--- START ---

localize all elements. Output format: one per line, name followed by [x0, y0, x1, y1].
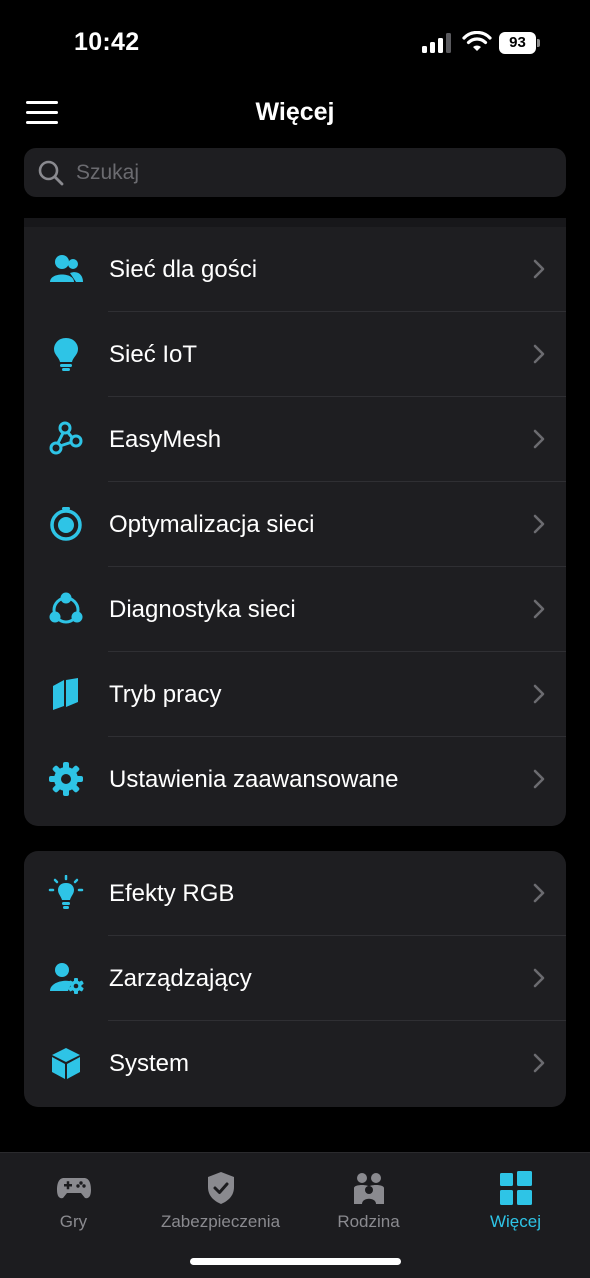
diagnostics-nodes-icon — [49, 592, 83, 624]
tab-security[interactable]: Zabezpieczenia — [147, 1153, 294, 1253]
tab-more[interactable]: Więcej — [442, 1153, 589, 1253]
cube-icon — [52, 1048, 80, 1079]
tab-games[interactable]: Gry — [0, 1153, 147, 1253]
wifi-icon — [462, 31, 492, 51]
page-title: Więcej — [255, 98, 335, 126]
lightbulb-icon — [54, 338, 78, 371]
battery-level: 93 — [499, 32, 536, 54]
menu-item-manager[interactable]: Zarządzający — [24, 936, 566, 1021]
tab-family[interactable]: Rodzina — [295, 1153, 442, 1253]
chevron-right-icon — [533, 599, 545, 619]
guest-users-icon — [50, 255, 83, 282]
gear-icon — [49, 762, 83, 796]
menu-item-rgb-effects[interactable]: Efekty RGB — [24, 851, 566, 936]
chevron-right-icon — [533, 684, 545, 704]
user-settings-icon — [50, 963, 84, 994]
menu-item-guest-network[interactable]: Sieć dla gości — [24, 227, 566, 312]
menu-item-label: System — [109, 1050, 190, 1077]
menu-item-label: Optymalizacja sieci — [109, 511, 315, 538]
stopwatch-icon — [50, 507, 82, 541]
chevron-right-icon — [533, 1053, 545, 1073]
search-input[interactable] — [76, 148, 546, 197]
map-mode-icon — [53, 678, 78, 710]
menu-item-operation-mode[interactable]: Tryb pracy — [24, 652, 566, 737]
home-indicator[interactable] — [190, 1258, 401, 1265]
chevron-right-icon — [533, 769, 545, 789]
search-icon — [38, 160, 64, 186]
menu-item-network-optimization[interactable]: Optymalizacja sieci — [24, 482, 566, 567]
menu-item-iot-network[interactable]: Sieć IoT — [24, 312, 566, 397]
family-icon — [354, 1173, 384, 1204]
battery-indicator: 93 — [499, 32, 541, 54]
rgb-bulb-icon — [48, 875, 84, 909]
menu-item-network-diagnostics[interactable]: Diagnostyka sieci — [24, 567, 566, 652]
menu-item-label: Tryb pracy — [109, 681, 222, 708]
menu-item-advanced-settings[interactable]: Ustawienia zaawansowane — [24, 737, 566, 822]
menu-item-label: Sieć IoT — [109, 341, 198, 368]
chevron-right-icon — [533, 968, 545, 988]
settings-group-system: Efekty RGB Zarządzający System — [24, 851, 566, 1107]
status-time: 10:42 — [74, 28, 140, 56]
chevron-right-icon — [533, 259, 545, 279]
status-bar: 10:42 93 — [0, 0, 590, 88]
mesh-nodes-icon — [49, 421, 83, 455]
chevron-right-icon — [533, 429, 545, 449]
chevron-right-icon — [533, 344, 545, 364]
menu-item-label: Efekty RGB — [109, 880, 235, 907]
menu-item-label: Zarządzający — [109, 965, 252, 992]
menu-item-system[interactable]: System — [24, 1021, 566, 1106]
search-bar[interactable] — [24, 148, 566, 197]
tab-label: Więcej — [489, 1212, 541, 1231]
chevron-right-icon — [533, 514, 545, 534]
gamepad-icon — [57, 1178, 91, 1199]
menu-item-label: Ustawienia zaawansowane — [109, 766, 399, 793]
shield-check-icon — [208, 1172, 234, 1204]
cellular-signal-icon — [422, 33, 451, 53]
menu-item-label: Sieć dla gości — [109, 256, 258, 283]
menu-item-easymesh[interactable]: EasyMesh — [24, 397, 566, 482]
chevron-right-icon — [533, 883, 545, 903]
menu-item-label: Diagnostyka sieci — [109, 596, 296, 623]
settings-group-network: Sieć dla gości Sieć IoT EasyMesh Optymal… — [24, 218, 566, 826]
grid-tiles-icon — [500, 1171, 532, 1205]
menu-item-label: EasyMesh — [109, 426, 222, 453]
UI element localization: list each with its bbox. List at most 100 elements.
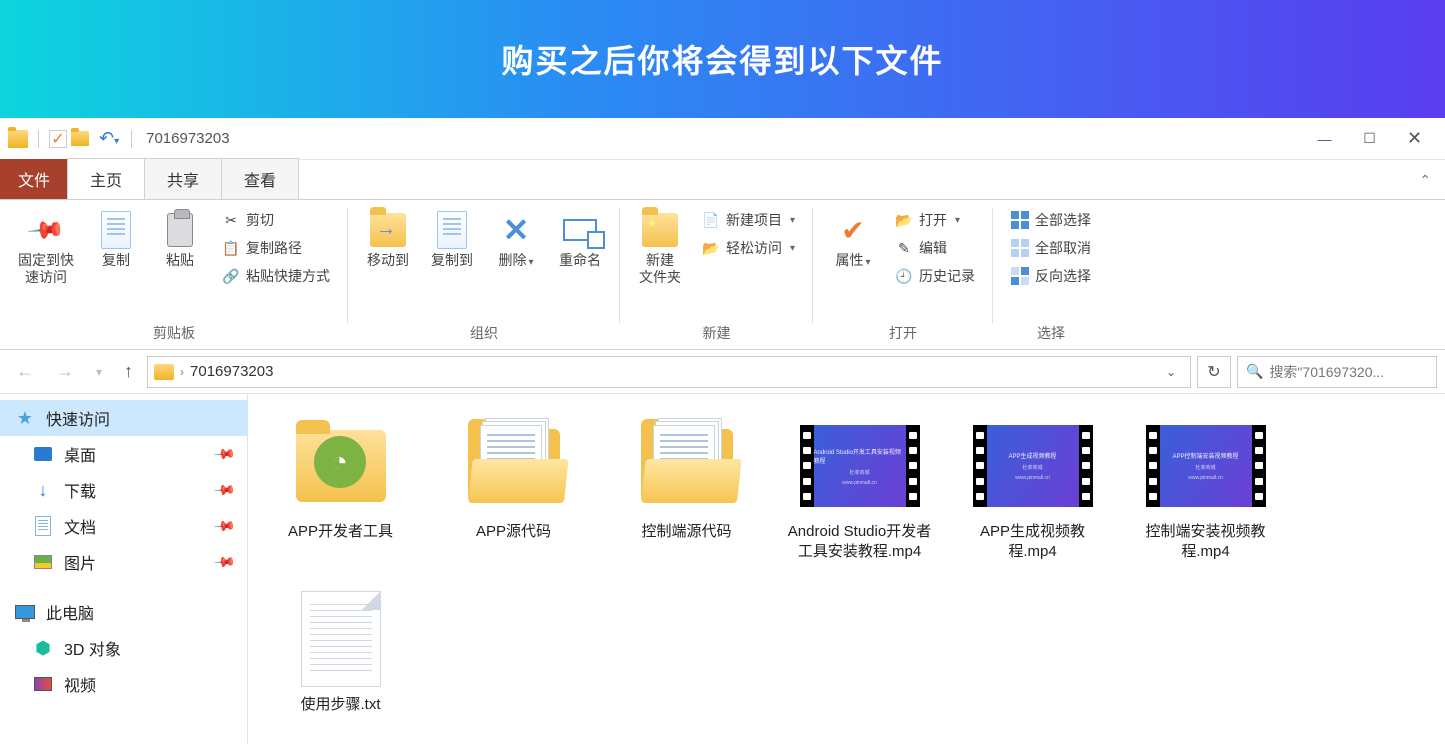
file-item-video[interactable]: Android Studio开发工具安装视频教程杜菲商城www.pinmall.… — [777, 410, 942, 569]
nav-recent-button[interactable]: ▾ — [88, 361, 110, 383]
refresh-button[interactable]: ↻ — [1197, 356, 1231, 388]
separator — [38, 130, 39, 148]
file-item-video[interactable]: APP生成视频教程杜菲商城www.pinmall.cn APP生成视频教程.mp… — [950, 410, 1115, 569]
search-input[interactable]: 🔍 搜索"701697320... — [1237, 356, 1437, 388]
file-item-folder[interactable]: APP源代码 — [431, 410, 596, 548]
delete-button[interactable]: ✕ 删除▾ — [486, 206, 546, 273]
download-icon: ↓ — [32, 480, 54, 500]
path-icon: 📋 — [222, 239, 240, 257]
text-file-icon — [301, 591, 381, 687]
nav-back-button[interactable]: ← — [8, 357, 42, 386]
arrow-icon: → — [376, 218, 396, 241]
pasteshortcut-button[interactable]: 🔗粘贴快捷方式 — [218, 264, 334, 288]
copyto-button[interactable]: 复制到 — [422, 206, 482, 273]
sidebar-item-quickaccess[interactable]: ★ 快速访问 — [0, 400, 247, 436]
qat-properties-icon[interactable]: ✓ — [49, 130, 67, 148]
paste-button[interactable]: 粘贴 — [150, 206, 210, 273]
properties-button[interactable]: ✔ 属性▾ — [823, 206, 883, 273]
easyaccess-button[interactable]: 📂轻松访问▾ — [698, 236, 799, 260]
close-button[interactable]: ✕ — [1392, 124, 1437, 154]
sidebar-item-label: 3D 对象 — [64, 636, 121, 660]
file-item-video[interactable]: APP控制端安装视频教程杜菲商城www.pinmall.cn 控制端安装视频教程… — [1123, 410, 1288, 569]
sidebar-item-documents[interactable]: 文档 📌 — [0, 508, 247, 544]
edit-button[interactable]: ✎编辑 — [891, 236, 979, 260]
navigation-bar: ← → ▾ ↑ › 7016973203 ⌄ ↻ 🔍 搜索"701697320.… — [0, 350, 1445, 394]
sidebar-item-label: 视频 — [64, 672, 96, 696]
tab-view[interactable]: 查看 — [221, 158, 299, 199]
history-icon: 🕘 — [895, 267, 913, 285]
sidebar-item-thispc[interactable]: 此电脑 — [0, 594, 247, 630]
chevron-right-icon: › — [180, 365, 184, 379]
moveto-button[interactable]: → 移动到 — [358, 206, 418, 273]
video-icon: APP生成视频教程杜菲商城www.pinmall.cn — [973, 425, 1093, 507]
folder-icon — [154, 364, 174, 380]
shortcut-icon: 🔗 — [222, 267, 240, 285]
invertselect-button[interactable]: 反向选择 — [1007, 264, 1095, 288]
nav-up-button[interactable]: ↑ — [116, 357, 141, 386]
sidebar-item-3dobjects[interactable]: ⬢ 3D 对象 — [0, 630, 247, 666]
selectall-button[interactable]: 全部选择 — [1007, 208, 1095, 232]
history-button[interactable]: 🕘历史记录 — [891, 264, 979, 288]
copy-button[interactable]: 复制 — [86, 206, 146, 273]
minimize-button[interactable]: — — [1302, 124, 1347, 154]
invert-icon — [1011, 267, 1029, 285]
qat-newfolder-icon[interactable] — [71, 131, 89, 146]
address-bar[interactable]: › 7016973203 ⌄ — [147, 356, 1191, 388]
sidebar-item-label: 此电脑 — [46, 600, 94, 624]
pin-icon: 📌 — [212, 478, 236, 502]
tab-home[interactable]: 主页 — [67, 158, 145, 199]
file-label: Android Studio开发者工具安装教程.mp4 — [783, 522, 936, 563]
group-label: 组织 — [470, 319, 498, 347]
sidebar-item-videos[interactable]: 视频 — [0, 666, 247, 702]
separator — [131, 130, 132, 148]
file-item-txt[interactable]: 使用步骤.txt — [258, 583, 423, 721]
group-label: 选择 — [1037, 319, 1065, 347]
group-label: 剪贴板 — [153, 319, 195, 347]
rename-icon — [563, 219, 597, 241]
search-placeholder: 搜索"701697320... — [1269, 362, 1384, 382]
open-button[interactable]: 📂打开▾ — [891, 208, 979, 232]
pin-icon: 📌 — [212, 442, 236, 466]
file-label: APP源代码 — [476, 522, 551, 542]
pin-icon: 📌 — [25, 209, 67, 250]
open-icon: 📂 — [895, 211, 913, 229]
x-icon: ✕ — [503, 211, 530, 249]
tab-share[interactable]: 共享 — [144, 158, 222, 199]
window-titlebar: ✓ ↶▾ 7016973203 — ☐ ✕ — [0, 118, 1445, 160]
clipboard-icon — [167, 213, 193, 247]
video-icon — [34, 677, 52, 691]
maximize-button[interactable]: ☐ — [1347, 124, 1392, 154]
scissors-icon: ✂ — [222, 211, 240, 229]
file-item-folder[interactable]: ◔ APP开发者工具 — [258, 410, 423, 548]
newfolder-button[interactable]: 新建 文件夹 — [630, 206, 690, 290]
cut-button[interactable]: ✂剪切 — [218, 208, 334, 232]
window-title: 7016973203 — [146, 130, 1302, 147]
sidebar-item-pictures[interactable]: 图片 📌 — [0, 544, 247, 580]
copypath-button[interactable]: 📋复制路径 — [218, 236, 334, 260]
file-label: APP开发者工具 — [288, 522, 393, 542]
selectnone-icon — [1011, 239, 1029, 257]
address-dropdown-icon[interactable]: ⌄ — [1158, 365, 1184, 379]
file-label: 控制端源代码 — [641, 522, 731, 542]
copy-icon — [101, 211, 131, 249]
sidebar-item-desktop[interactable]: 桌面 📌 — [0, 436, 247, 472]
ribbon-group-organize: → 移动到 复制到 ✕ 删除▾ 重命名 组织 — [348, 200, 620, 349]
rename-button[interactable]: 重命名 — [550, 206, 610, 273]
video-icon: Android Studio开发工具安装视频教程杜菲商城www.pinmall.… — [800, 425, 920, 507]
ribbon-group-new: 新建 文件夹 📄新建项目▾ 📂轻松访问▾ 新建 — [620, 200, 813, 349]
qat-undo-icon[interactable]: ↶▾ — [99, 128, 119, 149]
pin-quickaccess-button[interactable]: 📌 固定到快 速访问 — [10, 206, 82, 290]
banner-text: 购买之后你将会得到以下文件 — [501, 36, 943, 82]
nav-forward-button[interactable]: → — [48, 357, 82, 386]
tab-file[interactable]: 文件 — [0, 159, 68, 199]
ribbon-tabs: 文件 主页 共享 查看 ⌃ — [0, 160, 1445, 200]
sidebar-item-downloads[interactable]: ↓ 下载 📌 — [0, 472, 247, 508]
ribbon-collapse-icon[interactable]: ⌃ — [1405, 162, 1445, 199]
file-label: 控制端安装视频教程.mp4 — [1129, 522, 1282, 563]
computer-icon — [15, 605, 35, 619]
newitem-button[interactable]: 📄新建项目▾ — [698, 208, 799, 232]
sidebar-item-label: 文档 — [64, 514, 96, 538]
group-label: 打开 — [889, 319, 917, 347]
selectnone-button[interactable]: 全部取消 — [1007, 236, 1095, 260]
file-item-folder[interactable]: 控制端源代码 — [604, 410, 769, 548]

--- END ---

WORK TO BE COMPLETED: Reproduce the lines unchanged, beginning with the line that contains "410, 942, 569]" and continuing through the line that contains "text-file-icon — [301, 591, 381, 687]".

FULL OUTPUT:
file-item-video[interactable]: Android Studio开发工具安装视频教程杜菲商城www.pinmall.… — [777, 410, 942, 569]
nav-recent-button[interactable]: ▾ — [88, 361, 110, 383]
refresh-button[interactable]: ↻ — [1197, 356, 1231, 388]
separator — [38, 130, 39, 148]
file-item-video[interactable]: APP生成视频教程杜菲商城www.pinmall.cn APP生成视频教程.mp… — [950, 410, 1115, 569]
search-input[interactable]: 🔍 搜索"701697320... — [1237, 356, 1437, 388]
file-item-folder[interactable]: APP源代码 — [431, 410, 596, 548]
delete-button[interactable]: ✕ 删除▾ — [486, 206, 546, 273]
download-icon: ↓ — [32, 480, 54, 500]
path-icon: 📋 — [222, 239, 240, 257]
text-file-icon — [301, 591, 381, 687]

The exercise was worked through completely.